TO DO
Write out all of the lines below, exactly and completely.

═══ DATA PROVIDED

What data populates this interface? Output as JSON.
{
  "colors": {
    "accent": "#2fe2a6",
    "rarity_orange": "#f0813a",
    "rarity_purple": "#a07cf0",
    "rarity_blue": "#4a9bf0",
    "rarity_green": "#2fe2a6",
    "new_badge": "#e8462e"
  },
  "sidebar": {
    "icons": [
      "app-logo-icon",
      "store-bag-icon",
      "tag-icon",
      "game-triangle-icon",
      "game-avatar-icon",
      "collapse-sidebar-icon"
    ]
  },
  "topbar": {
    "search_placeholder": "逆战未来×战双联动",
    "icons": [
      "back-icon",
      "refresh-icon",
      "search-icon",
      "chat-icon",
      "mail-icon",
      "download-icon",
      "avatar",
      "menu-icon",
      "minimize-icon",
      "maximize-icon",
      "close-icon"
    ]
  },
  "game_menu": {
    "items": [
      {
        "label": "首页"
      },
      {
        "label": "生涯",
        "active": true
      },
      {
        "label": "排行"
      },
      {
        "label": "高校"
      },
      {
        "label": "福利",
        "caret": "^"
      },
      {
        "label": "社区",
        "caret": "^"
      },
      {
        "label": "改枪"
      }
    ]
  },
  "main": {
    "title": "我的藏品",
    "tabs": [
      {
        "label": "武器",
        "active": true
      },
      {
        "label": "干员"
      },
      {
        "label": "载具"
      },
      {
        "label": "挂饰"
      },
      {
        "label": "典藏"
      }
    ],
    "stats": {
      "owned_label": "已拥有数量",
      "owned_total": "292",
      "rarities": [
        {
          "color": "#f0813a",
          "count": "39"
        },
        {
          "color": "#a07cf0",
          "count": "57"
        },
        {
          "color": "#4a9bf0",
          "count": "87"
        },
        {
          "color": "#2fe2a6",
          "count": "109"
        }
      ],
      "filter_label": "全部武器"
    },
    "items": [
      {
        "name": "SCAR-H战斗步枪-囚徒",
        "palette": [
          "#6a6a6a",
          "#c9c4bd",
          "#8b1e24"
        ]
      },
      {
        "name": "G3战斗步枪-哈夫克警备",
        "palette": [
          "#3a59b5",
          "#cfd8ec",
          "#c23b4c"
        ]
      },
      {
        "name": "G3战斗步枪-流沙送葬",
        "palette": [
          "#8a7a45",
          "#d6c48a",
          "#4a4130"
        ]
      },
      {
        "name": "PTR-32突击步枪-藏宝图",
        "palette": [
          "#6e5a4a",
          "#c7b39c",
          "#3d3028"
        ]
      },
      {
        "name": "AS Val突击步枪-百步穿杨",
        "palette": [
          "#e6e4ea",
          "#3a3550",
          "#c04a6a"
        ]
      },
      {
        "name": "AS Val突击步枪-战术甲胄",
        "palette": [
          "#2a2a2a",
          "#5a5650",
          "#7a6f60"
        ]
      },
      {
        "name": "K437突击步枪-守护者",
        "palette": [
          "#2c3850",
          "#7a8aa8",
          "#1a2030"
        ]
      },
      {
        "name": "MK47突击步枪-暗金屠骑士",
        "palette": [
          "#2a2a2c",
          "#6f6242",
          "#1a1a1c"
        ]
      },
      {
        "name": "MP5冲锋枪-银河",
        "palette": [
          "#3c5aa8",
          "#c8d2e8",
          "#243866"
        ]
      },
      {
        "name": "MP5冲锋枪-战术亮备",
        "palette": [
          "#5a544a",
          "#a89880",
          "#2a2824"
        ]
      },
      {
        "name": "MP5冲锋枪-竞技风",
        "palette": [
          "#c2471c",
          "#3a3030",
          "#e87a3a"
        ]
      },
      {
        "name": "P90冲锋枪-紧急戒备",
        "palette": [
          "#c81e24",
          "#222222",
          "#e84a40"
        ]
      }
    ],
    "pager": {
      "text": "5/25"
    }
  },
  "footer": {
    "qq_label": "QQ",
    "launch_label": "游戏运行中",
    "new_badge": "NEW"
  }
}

══════

FULL SOLUTION
What data populates this interface? Output as JSON.
{
  "colors": {
    "accent": "#2fe2a6",
    "rarity_orange": "#f0813a",
    "rarity_purple": "#a07cf0",
    "rarity_blue": "#4a9bf0",
    "rarity_green": "#2fe2a6",
    "new_badge": "#e8462e"
  },
  "sidebar": {
    "icons": [
      "app-logo-icon",
      "store-bag-icon",
      "tag-icon",
      "game-triangle-icon",
      "game-avatar-icon",
      "collapse-sidebar-icon"
    ]
  },
  "topbar": {
    "search_placeholder": "逆战未来×战双联动",
    "icons": [
      "back-icon",
      "refresh-icon",
      "search-icon",
      "chat-icon",
      "mail-icon",
      "download-icon",
      "avatar",
      "menu-icon",
      "minimize-icon",
      "maximize-icon",
      "close-icon"
    ]
  },
  "game_menu": {
    "items": [
      {
        "label": "首页"
      },
      {
        "label": "生涯",
        "active": true
      },
      {
        "label": "排行"
      },
      {
        "label": "高校"
      },
      {
        "label": "福利",
        "caret": "^"
      },
      {
        "label": "社区",
        "caret": "^"
      },
      {
        "label": "改枪"
      }
    ]
  },
  "main": {
    "title": "我的藏品",
    "tabs": [
      {
        "label": "武器",
        "active": true
      },
      {
        "label": "干员"
      },
      {
        "label": "载具"
      },
      {
        "label": "挂饰"
      },
      {
        "label": "典藏"
      }
    ],
    "stats": {
      "owned_label": "已拥有数量",
      "owned_total": "292",
      "rarities": [
        {
          "color": "#f0813a",
          "count": "39"
        },
        {
          "color": "#a07cf0",
          "count": "57"
        },
        {
          "color": "#4a9bf0",
          "count": "87"
        },
        {
          "color": "#2fe2a6",
          "count": "109"
        }
      ],
      "filter_label": "全部武器"
    },
    "items": [
      {
        "name": "SCAR-H战斗步枪-囚徒",
        "palette": [
          "#6a6a6a",
          "#c9c4bd",
          "#8b1e24"
        ]
      },
      {
        "name": "G3战斗步枪-哈夫克警备",
        "palette": [
          "#3a59b5",
          "#cfd8ec",
          "#c23b4c"
        ]
      },
      {
        "name": "G3战斗步枪-流沙送葬",
        "palette": [
          "#8a7a45",
          "#d6c48a",
          "#4a4130"
        ]
      },
      {
        "name": "PTR-32突击步枪-藏宝图",
        "palette": [
          "#6e5a4a",
          "#c7b39c",
          "#3d3028"
        ]
      },
      {
        "name": "AS Val突击步枪-百步穿杨",
        "palette": [
          "#e6e4ea",
          "#3a3550",
          "#c04a6a"
        ]
      },
      {
        "name": "AS Val突击步枪-战术甲胄",
        "palette": [
          "#2a2a2a",
          "#5a5650",
          "#7a6f60"
        ]
      },
      {
        "name": "K437突击步枪-守护者",
        "palette": [
          "#2c3850",
          "#7a8aa8",
          "#1a2030"
        ]
      },
      {
        "name": "MK47突击步枪-暗金屠骑士",
        "palette": [
          "#2a2a2c",
          "#6f6242",
          "#1a1a1c"
        ]
      },
      {
        "name": "MP5冲锋枪-银河",
        "palette": [
          "#3c5aa8",
          "#c8d2e8",
          "#243866"
        ]
      },
      {
        "name": "MP5冲锋枪-战术亮备",
        "palette": [
          "#5a544a",
          "#a89880",
          "#2a2824"
        ]
      },
      {
        "name": "MP5冲锋枪-竞技风",
        "palette": [
          "#c2471c",
          "#3a3030",
          "#e87a3a"
        ]
      },
      {
        "name": "P90冲锋枪-紧急戒备",
        "palette": [
          "#c81e24",
          "#222222",
          "#e84a40"
        ]
      }
    ],
    "pager": {
      "text": "5/25"
    }
  },
  "footer": {
    "qq_label": "QQ",
    "launch_label": "游戏运行中",
    "new_badge": "NEW"
  }
}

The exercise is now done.